EXCERPT PROVIDED -
::::::::

Hoping Against Hope

What do we really mean when we say ‘I hope so?’  Do we use the word ‘hope’ so casually that we have diminished its fullest meaning, or is it another one of those enigmatic things like love, that defy definition and measure, even though we find it clearly described in dictionaries?  The American Heritage Dictionary defines the verb form of ‘hope’ as: “to wish for something with expectation of its fulfillment; to have confidence; trust; to expect and desire.”  We hope we make it to the gas station before we run out of gas; we hope we win the lottery in tonight’s drawing; we hope our sick dog is soon restored to full health; we hope we can keep our same days-off at work in our annual shift re-bid; we hope our adult children can be happy in their new relationships; we hope our kids’ chicken-pox sores heal before they have their school pictures taken; we hope our wives or husbands get their businesses up and running and that all the years of work and sacrifice pay-off and that our collective dreams finally come true; we hope so many other things that would make our temporal lives or circumstances however much better…we hope….

::::::::

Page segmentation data
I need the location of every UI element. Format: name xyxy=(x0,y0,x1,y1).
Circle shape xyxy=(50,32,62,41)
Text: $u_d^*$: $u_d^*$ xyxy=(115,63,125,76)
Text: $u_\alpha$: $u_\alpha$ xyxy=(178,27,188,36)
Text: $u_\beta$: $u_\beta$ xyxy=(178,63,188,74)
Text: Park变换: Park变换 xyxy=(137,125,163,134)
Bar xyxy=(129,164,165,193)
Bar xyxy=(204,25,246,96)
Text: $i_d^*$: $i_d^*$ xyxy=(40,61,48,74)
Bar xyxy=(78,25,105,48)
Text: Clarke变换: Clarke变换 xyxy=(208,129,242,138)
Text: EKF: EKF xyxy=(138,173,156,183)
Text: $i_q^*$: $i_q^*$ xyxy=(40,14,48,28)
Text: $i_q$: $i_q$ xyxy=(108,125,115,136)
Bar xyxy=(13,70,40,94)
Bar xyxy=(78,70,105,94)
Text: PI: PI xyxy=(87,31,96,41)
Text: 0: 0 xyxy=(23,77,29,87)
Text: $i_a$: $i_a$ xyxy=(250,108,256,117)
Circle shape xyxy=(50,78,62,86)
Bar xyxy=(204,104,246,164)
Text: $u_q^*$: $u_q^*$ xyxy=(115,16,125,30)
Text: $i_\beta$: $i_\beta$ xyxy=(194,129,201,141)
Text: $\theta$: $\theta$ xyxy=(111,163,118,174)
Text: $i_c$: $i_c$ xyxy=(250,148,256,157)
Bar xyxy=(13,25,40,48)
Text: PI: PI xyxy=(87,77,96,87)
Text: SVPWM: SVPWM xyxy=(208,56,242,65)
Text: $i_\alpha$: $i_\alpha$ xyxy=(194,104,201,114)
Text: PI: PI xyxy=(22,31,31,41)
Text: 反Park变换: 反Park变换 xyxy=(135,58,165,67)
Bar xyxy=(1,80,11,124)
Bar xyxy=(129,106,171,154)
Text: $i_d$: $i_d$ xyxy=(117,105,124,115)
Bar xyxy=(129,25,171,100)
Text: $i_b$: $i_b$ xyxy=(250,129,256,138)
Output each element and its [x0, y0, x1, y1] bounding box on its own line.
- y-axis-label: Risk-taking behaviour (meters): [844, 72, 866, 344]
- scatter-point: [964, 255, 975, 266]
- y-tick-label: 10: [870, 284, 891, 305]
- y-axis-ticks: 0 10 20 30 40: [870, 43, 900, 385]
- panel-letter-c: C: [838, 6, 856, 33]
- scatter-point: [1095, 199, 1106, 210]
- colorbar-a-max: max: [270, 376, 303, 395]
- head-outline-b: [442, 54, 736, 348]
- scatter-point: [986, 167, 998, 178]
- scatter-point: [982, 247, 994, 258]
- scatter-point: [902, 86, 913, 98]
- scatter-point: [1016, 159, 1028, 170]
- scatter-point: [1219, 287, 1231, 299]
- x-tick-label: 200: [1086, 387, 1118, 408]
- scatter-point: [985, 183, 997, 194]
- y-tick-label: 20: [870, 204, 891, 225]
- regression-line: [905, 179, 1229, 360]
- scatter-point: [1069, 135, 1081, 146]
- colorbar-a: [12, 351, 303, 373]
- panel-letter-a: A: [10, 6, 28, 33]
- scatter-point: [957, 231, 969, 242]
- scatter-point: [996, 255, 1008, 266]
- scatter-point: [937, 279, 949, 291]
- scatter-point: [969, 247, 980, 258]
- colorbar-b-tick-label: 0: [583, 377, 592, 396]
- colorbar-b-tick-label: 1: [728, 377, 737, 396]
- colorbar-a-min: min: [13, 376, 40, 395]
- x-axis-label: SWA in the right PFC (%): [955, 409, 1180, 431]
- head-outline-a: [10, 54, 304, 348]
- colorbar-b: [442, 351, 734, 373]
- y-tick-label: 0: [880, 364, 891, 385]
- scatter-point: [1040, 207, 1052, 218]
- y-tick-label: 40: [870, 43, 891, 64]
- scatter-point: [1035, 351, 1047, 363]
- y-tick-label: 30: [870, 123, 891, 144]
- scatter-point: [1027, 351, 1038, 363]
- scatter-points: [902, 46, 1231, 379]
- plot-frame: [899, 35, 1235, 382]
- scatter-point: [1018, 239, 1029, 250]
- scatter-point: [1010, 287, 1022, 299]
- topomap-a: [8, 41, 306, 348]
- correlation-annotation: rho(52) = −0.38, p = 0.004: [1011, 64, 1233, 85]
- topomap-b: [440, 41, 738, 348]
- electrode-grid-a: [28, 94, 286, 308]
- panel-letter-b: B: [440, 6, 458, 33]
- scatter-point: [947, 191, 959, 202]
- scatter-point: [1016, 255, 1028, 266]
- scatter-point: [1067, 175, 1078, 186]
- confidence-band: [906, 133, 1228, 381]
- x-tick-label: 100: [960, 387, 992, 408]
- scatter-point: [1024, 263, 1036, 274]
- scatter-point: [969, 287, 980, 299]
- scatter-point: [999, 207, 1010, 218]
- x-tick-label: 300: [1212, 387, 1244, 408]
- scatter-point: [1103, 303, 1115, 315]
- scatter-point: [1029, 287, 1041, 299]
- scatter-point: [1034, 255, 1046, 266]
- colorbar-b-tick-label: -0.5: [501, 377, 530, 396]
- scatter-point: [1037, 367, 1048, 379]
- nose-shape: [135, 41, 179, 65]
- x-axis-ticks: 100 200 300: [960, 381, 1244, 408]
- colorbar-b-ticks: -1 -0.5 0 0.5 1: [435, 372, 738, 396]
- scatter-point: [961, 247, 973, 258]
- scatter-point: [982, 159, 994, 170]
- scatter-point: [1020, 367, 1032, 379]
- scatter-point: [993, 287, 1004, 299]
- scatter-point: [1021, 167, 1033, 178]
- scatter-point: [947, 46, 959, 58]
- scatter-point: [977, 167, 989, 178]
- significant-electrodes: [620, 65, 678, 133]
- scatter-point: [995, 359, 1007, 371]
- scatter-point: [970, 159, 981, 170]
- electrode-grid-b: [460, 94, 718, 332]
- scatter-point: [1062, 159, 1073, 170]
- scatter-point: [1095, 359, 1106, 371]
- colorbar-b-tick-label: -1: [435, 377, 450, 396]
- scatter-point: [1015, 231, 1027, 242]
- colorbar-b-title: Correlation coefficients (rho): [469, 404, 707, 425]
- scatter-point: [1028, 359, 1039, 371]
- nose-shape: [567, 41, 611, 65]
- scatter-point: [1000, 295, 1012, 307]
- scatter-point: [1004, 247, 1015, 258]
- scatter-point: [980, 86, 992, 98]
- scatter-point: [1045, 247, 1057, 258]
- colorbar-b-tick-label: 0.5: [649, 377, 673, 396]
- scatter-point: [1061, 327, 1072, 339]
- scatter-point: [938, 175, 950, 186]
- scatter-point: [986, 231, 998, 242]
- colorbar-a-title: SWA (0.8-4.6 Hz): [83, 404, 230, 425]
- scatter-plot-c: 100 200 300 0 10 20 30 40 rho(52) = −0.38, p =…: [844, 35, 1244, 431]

::::::::

WORK ITEM A -
Translate this sentence from the excerpt on hope into Spanish: "The American Heritage Dictionary defines the verb form of ‘hope’ as: “to wish for something with expectation of its fulfillment; to have confidence; trust; to expect and desire.”"
WORK ITEM B -
Using the excerpt on hope, answer each of these:
(i) To what other enigmatic thing does the excerpt compare hope?
(ii) Which dictionary does the excerpt quote for its definition?
(iii) Before what event do we hope our kids' chicken-pox sores heal?
WORK ITEM C -
Pick up the excerpt on hope after its last sentence and continue it for one paragraph.

WRITTEN RESPONSE A -
El American Heritage Dictionary define la forma verbal de ‘hope’ como: «desear algo con la expectativa de su cumplimiento; tener confianza; confiar; esperar y desear».

WRITTEN RESPONSE B -
(i) Love.
(ii) The American Heritage Dictionary.
(iii) Before they have their school pictures taken.

WRITTEN RESPONSE C -
 

And then…a new cancer treatment gives hope to those suffering from likely terminal conditions where nothing else works; we hope that we can rescue victims instead of recovering bodies from the mine collapse or plane crash; we hope our co-worker and friend gets back to Kansas City before her father passes-away; collective prayer among believers and a favorite passage or two or ten from their holy text gives them hope when facing the end of their biological lives that they will continue to exist in the hereafter…even when there is no scientific or empirical evidence to even suggest that such places exist, be they heaven or hell or something in between or beyond; and we hope so many other things that are coming to a final or terminal end.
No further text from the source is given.